## Document text
Leveraging nature as source of potential anti-Alzheimer’s drugs: The NInFA project

Alzheimer's disease (AD) is a multifactorial condition that is currently considered a global emergency due to its significant economic and social impact. Currently, the few available drugs could only improve the symptoms with a minor influence on the progression of the disease. In recent years monoclonal antibodies, such as Lecanemab, have been developed as the first disease-modifying agents, even if their use is not yet common due to the high costs and serious side effects. Following a different approach, the ambitious goal of discovering new potential small molecules with anti-AD activity is the point of the PRIN PNRR 2022 NinFA project (Nature-Inspired structures: Fungal metabolites for a sustainable semi-synthetic approach to the discovery of new multi-target anti-Alzheimer's drugs). Specifically, we planned to leverage nature as a source of chemical scaffolds for the semi-synthesis of new molecules with anti-AD potential multi-target activity. The project activities allowed the development of an innovative process for the extraction and purification of ochratoxin A from extracts produced by selected high producing microfungi strains using environmentally friendly methodologies such as the use of Deep Eutectic Solvents (DESs) and hydroalcoholic mixtures. The obtained OTA were employed as the starting point to obtain Ot-alpha, the key natural scaffold to be included the final hybrids, through the combination with different fragments from classical anti-AD drugs (e.g. donepezil and rivastigmine). All the synthetic pathways involved have been optimized applying green chemistry principles by using neat reactions, hydroalcoholic mixtures and DESs, reducing the use of volatile solvents when possible [3]. The potential biological activity of the different hybrids will be evaluated through in vitro assays against classic and innovative targets.

Entries drawn from a collection:
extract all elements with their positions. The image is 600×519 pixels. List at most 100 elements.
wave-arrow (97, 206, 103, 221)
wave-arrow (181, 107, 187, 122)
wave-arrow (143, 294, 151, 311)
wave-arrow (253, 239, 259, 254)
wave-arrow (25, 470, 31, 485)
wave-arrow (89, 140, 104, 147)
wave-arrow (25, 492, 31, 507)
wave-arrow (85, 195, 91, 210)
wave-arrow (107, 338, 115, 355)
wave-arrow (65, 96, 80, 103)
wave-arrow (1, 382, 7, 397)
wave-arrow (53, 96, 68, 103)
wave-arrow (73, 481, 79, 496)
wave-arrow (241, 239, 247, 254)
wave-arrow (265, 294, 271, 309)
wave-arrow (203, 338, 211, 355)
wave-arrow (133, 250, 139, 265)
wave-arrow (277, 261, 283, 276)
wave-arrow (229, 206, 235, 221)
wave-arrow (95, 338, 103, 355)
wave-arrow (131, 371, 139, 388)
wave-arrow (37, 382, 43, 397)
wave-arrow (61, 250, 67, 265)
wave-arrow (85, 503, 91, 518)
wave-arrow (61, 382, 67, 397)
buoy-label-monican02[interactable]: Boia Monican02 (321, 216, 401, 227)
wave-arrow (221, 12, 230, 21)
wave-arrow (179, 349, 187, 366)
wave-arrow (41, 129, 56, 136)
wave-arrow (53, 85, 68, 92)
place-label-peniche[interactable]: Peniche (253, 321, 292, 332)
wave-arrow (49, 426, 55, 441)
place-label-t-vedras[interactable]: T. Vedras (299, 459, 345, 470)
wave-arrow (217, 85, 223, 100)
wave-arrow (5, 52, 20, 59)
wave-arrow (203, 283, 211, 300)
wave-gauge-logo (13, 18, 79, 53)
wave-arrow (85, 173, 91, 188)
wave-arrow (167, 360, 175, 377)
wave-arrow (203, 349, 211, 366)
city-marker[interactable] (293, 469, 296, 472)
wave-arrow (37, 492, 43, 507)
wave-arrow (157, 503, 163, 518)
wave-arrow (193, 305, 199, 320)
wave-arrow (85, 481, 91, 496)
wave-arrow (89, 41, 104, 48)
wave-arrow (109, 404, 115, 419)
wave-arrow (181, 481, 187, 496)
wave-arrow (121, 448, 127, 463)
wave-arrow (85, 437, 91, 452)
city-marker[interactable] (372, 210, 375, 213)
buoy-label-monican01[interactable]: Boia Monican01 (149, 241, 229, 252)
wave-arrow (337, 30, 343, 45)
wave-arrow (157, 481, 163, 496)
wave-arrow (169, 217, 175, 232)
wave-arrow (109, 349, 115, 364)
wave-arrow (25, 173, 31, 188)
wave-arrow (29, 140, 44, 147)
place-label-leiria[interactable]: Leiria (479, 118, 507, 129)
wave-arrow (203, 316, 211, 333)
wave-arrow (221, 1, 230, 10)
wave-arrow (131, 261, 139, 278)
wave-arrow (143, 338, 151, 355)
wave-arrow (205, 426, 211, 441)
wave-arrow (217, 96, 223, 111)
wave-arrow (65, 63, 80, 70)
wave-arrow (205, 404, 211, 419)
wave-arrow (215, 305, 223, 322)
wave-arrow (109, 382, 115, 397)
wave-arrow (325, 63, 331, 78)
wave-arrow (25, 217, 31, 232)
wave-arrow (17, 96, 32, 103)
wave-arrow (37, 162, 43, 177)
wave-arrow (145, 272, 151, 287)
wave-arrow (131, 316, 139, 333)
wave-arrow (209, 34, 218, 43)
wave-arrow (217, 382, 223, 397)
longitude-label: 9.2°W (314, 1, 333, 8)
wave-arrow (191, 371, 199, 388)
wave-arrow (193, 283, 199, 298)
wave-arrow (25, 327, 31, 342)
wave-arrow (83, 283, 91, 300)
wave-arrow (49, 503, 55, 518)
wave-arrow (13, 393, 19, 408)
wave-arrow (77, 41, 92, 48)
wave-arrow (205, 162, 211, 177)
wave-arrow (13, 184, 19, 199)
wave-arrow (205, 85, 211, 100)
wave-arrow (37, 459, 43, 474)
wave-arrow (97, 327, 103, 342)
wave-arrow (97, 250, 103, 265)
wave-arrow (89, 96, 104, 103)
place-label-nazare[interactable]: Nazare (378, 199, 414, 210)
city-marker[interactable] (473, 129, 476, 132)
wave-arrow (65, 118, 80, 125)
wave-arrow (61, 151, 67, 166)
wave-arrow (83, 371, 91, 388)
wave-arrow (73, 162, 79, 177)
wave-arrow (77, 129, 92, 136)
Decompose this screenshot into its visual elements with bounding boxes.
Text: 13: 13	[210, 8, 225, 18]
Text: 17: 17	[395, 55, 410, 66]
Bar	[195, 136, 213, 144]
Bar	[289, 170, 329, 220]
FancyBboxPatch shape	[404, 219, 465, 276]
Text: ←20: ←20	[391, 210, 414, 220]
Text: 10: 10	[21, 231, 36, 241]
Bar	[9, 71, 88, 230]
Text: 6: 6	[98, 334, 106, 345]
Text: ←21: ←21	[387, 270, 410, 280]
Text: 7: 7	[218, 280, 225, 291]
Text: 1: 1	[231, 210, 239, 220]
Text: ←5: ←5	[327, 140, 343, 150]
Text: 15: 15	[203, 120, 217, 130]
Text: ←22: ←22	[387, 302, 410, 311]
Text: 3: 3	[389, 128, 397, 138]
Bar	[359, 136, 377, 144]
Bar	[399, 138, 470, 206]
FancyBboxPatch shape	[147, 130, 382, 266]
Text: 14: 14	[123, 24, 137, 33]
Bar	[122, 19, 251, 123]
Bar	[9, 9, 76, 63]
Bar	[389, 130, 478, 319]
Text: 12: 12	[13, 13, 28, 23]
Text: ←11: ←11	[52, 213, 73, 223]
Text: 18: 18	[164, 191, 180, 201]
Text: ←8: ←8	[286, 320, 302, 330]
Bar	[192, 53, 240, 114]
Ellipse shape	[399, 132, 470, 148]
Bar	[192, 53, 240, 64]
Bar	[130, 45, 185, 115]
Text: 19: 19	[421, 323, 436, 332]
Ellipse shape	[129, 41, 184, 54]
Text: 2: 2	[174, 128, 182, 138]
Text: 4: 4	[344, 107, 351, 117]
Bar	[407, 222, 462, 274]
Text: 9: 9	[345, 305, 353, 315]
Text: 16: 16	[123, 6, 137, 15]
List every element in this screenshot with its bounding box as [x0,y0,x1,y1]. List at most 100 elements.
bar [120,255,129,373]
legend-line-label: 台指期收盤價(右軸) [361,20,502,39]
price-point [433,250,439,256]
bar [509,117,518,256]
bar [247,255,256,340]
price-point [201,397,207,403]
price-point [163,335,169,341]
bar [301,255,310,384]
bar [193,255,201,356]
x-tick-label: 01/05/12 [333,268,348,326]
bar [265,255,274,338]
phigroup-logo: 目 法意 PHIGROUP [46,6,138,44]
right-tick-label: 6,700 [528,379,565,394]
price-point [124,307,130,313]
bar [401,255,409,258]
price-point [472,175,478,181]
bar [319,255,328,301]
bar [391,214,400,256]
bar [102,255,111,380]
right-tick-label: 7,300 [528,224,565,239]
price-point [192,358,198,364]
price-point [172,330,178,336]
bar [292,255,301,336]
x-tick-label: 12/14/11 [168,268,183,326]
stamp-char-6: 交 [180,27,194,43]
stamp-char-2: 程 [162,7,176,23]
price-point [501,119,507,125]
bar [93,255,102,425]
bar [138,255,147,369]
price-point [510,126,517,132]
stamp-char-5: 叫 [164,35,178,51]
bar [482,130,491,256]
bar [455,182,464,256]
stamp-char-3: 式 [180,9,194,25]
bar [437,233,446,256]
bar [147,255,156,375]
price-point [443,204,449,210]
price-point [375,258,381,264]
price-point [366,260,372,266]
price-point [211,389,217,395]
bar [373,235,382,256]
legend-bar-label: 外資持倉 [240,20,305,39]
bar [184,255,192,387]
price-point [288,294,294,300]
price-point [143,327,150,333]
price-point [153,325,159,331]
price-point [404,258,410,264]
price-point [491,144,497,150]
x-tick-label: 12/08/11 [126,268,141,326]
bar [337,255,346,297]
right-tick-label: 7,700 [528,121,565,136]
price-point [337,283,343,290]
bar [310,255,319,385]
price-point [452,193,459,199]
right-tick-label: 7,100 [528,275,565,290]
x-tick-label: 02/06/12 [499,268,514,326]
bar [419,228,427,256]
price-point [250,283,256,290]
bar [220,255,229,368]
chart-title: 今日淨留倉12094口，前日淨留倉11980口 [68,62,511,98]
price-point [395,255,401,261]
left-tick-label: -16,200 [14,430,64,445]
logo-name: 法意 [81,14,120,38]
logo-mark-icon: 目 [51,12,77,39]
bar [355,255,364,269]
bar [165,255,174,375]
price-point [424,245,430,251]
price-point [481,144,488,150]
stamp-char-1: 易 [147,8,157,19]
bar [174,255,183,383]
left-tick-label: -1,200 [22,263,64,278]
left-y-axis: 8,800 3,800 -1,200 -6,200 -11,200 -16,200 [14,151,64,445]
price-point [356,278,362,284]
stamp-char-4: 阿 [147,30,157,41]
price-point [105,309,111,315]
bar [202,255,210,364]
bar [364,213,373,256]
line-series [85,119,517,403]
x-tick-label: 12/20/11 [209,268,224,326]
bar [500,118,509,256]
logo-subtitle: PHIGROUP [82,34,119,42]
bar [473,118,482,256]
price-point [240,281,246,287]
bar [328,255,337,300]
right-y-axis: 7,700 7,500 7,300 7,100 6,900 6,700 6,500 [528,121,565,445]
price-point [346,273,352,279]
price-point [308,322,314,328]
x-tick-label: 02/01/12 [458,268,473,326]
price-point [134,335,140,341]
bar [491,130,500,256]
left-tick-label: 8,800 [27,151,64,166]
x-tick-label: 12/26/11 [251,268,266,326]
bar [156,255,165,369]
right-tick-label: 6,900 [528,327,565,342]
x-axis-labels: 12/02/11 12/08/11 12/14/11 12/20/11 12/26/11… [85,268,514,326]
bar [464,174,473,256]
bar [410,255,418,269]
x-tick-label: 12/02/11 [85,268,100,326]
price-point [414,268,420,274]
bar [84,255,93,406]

## Exercise instructions
Please name the monoclonal antibody that the NInFA project text gives as an example of the first disease-modifying agents for Alzheimer's disease. The listing has no role here.

## Answer below
Lecanemab